Omit every image, and transcribe the remaining entries exactly as given.

Data extracted from a collection
● ● ●

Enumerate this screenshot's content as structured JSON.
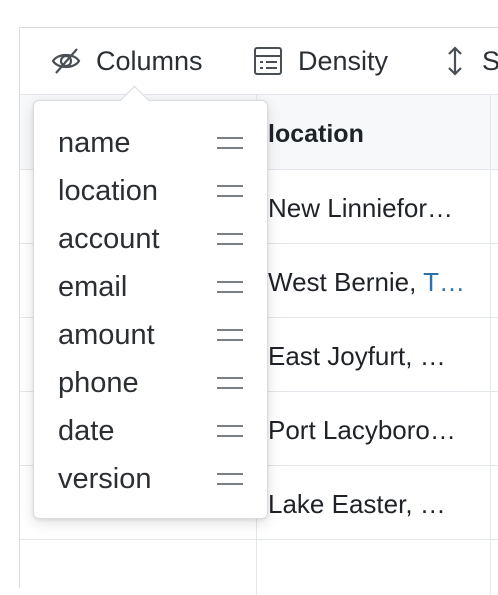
{
  "toolbar": {
    "columns_label": "Columns",
    "density_label": "Density",
    "sort_partial_label": "S"
  },
  "grid": {
    "header": {
      "location": "location"
    },
    "rows": [
      {
        "location": "New Linniefor…"
      },
      {
        "location_prefix": "West Bernie, ",
        "location_link": "T…"
      },
      {
        "location": "East Joyfurt, …"
      },
      {
        "location": "Port Lacyboro…"
      },
      {
        "location": "Lake Easter, …"
      }
    ]
  },
  "columns_menu": {
    "items": [
      {
        "label": "name"
      },
      {
        "label": "location"
      },
      {
        "label": "account"
      },
      {
        "label": "email"
      },
      {
        "label": "amount"
      },
      {
        "label": "phone"
      },
      {
        "label": "date"
      },
      {
        "label": "version"
      }
    ]
  },
  "icons": {
    "columns": "eye-slash-icon",
    "density": "density-list-icon",
    "sort": "sort-arrows-icon",
    "drag": "drag-handle-icon"
  },
  "colors": {
    "link": "#2f6fa7",
    "border": "#e3e6ea",
    "header_bg": "#f7f8fa"
  }
}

● ● ●

- **Expected output**:
Enumerate this screenshot's content as structured JSON.
{
  "toolbar": {
    "columns_label": "Columns",
    "density_label": "Density",
    "sort_partial_label": "S"
  },
  "grid": {
    "header": {
      "location": "location"
    },
    "rows": [
      {
        "location": "New Linniefor…"
      },
      {
        "location_prefix": "West Bernie, ",
        "location_link": "T…"
      },
      {
        "location": "East Joyfurt, …"
      },
      {
        "location": "Port Lacyboro…"
      },
      {
        "location": "Lake Easter, …"
      }
    ]
  },
  "columns_menu": {
    "items": [
      {
        "label": "name"
      },
      {
        "label": "location"
      },
      {
        "label": "account"
      },
      {
        "label": "email"
      },
      {
        "label": "amount"
      },
      {
        "label": "phone"
      },
      {
        "label": "date"
      },
      {
        "label": "version"
      }
    ]
  },
  "icons": {
    "columns": "eye-slash-icon",
    "density": "density-list-icon",
    "sort": "sort-arrows-icon",
    "drag": "drag-handle-icon"
  },
  "colors": {
    "link": "#2f6fa7",
    "border": "#e3e6ea",
    "header_bg": "#f7f8fa"
  }
}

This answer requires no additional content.